» **Problem requirements**: Copy each line below in which the word "Statement" occurs.

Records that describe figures
● ● ●
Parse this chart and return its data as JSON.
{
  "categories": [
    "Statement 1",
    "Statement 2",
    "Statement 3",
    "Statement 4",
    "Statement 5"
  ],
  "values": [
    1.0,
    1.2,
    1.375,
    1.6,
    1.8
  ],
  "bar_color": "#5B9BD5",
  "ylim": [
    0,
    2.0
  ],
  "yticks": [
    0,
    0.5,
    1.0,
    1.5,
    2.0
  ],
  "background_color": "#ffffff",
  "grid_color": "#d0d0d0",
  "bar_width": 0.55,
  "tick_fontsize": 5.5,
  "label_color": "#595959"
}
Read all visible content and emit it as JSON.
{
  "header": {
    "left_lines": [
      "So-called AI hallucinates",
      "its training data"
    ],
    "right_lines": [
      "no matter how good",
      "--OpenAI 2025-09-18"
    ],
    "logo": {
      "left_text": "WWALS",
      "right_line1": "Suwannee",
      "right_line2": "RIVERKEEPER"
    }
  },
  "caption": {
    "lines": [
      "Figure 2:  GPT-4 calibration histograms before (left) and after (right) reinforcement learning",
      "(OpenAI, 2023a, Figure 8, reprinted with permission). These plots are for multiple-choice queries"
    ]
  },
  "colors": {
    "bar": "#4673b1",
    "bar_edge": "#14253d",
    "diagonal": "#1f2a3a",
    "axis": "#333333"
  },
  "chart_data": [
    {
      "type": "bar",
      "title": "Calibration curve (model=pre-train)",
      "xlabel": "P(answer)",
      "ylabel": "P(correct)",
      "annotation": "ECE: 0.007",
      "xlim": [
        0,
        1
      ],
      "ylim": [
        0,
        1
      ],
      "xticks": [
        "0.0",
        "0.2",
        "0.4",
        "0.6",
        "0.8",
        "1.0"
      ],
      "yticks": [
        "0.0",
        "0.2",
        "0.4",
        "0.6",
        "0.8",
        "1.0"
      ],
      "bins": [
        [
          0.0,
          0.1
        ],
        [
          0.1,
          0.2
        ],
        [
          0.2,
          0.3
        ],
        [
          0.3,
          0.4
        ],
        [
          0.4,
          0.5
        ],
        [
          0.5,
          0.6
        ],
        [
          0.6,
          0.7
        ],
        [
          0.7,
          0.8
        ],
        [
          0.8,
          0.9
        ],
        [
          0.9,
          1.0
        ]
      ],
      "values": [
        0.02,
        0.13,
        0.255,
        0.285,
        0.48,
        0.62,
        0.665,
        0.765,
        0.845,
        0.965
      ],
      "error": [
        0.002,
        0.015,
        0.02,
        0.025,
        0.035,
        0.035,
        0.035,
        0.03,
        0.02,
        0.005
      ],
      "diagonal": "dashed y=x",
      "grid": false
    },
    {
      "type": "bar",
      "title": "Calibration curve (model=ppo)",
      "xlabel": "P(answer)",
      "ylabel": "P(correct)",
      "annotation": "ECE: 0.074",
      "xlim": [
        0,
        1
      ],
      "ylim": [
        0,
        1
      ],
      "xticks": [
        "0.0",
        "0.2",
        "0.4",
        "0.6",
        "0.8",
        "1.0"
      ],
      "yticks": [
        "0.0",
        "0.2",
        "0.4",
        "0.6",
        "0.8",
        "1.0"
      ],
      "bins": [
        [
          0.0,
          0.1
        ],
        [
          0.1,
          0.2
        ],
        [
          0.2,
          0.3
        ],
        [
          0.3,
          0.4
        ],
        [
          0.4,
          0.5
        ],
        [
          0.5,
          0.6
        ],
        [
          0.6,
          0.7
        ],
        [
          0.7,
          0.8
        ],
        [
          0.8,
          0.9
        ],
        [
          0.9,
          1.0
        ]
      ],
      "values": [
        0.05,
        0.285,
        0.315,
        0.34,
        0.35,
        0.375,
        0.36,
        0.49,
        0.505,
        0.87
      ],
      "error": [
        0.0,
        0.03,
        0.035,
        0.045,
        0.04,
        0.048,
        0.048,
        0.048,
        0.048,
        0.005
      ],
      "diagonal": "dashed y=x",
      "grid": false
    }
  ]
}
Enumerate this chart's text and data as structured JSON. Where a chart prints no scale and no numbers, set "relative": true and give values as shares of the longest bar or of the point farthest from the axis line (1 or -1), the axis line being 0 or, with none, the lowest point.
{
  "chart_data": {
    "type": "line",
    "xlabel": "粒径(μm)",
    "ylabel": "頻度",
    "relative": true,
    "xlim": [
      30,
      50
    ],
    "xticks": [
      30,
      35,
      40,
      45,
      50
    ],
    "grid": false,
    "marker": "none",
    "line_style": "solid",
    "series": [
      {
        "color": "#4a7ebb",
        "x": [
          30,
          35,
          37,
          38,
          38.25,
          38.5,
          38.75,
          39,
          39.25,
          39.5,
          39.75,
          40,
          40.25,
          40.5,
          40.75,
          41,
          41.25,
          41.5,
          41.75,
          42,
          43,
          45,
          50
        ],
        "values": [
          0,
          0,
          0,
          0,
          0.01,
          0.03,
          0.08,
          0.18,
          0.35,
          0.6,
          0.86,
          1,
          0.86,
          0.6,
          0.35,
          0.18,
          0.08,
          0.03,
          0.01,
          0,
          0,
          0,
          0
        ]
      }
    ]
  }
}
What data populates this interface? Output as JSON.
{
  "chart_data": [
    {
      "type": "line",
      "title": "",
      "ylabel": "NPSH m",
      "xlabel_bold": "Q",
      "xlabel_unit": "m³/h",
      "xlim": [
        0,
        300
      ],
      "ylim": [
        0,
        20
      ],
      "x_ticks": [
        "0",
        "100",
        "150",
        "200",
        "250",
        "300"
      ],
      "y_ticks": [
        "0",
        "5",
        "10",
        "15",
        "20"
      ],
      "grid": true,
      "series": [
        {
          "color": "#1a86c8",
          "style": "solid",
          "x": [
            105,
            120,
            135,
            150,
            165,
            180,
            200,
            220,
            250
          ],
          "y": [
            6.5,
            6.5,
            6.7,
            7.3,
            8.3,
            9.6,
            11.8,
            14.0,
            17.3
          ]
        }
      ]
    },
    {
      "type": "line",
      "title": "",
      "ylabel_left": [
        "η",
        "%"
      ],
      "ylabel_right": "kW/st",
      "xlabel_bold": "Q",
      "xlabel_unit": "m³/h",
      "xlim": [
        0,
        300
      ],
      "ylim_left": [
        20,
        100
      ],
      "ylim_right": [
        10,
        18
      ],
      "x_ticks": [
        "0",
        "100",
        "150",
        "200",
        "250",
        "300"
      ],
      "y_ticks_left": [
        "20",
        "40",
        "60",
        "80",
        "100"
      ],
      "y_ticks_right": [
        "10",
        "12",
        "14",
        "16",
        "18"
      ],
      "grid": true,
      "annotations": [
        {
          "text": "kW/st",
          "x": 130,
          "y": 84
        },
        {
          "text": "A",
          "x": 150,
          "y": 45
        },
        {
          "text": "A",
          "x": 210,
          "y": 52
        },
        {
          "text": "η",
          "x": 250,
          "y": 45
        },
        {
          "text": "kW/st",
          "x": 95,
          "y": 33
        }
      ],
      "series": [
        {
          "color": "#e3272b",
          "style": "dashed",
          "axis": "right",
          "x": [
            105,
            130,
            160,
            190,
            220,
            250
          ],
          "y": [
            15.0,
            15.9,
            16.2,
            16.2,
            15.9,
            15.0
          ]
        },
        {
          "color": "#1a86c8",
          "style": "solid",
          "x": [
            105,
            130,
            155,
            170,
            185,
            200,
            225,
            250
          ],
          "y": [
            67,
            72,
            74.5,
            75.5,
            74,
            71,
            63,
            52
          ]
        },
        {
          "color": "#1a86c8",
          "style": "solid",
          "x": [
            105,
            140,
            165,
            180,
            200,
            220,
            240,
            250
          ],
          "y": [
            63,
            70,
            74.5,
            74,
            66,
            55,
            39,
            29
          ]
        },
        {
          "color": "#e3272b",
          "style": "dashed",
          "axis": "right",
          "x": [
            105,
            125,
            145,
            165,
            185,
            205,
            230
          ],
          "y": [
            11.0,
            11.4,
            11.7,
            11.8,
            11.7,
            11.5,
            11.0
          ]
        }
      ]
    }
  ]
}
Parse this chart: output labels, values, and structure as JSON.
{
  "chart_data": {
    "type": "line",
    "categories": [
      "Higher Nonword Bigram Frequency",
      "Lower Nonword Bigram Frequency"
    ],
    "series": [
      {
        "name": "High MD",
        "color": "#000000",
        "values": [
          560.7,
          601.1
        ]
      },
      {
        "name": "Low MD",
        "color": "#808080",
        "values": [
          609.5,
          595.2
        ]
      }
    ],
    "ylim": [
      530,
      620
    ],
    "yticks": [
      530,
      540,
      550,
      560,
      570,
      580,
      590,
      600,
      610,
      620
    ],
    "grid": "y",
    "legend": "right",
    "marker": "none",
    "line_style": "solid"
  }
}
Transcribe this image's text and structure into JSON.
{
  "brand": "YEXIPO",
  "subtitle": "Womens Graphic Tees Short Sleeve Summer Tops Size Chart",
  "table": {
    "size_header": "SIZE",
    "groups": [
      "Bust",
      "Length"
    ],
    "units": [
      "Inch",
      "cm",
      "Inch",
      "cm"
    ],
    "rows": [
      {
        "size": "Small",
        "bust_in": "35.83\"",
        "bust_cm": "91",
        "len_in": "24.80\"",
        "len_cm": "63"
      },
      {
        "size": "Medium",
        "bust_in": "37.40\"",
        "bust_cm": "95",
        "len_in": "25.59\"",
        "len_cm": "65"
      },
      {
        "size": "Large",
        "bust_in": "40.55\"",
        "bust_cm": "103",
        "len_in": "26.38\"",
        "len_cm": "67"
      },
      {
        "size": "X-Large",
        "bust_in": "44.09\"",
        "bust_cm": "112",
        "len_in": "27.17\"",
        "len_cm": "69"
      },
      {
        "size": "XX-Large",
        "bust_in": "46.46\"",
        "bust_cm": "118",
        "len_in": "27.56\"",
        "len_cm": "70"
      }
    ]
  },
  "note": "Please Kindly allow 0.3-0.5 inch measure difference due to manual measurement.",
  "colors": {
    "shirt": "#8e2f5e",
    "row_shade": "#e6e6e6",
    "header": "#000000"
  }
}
● ● ●
» **Answer to the task**:
    "Statement 1",
    "Statement 2",
    "Statement 3",
    "Statement 4",
    "Statement 5"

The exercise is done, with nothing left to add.